TASK DESCRIPTION -> Isolate every line in the records below with "color" in it.

[Collection entries]
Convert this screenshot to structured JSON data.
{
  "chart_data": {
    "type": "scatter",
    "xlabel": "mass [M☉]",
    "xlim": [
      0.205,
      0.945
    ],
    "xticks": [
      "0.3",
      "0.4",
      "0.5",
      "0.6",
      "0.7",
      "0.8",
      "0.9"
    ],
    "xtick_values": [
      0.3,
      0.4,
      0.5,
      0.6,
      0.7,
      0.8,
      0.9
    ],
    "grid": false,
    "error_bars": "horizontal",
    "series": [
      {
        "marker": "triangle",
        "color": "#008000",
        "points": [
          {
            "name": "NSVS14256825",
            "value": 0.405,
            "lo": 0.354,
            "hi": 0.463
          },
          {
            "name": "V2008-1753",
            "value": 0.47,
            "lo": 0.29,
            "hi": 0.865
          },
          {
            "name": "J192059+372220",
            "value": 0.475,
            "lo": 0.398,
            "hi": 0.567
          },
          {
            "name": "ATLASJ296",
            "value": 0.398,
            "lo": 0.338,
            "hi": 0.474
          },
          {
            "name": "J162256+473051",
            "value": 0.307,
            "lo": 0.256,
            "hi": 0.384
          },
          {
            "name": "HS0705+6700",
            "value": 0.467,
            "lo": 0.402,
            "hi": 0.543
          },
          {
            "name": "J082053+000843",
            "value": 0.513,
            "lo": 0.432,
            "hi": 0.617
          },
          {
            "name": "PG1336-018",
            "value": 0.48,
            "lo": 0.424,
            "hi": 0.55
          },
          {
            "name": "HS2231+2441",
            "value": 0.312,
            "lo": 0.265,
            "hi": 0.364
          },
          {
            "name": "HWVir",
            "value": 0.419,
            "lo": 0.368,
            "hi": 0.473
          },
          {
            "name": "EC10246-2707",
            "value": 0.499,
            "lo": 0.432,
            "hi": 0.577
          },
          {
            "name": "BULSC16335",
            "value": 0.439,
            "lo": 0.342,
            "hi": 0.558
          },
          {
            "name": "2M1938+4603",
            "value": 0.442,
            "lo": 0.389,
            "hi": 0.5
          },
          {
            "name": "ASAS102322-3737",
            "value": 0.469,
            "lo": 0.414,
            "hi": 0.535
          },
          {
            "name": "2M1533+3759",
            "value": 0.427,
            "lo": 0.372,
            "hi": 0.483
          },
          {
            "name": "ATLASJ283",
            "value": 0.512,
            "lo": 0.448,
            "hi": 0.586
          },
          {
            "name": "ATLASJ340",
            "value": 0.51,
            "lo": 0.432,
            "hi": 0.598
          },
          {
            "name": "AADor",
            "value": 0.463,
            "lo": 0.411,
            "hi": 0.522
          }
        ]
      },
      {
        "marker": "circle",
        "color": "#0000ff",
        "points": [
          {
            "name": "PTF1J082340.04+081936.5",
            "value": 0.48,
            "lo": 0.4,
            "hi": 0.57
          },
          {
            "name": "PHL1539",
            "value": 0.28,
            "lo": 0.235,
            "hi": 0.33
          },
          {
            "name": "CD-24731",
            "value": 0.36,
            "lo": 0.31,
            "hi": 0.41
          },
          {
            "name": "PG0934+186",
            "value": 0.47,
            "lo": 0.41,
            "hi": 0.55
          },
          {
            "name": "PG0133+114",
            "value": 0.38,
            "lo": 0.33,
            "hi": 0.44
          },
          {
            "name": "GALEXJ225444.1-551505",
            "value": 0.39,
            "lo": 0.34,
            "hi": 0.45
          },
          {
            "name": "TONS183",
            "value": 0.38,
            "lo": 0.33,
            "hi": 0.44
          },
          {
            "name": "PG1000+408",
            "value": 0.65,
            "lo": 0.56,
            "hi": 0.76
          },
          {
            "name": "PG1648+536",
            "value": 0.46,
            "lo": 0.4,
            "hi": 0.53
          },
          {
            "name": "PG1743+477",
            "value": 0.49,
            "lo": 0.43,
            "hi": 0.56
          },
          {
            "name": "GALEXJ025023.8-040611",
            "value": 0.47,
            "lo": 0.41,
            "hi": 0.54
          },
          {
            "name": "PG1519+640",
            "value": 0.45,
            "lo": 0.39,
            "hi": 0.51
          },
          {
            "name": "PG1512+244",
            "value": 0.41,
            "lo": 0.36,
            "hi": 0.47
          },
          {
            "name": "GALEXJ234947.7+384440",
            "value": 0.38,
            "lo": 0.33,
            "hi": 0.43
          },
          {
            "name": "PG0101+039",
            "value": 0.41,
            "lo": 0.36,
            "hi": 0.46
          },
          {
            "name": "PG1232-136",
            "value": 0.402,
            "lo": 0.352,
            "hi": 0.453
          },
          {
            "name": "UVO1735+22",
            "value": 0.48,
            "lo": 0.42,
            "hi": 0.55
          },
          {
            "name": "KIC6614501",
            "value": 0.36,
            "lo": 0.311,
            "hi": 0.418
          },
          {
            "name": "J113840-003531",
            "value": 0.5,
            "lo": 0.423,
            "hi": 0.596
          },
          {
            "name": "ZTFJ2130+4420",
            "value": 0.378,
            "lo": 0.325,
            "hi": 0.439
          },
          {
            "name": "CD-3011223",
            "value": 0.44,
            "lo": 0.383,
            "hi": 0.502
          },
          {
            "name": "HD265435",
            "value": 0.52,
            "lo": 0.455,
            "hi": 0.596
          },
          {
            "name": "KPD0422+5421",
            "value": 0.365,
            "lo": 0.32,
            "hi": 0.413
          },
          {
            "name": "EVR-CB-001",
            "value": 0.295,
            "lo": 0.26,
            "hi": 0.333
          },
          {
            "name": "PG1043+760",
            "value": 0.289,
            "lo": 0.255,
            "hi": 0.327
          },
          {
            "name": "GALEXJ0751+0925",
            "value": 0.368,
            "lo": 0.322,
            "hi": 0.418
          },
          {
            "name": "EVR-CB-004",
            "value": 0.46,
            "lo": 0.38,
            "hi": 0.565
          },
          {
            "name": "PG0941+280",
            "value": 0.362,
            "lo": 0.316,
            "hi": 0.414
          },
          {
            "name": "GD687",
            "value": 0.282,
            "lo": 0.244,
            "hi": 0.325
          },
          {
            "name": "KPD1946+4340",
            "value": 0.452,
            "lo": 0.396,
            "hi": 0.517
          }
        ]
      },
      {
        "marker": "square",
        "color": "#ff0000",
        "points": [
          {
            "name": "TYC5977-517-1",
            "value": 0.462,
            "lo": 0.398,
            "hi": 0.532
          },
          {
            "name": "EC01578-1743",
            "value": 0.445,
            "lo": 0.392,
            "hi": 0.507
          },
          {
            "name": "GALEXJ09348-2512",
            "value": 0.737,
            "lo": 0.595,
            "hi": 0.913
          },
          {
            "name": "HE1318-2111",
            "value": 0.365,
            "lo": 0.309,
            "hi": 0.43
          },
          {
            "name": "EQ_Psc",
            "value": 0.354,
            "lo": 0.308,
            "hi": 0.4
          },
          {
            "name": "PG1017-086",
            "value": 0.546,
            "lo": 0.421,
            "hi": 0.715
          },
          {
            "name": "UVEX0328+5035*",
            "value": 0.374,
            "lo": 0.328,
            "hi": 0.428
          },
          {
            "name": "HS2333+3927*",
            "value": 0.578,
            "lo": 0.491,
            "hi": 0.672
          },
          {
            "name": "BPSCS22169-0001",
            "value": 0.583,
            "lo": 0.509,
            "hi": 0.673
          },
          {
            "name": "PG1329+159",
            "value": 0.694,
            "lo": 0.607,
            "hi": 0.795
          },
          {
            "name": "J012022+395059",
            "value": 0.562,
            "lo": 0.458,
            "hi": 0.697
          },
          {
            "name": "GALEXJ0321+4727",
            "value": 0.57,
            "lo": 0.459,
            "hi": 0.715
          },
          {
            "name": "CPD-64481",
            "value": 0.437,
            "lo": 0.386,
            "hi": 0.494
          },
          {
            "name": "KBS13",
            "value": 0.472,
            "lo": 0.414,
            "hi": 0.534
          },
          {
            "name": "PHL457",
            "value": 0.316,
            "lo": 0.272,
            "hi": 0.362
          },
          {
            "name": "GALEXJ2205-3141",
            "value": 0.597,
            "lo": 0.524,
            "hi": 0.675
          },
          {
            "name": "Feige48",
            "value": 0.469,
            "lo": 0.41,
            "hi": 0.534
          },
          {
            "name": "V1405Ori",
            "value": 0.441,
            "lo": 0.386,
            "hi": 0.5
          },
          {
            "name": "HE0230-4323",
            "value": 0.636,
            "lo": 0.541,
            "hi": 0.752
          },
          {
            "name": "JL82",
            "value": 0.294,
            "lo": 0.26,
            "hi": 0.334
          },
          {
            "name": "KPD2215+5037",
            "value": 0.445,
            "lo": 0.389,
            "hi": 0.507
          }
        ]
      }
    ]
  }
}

SOLUTION BELOW ->
        "color": "#008000",
        "color": "#0000ff",
        "color": "#ff0000",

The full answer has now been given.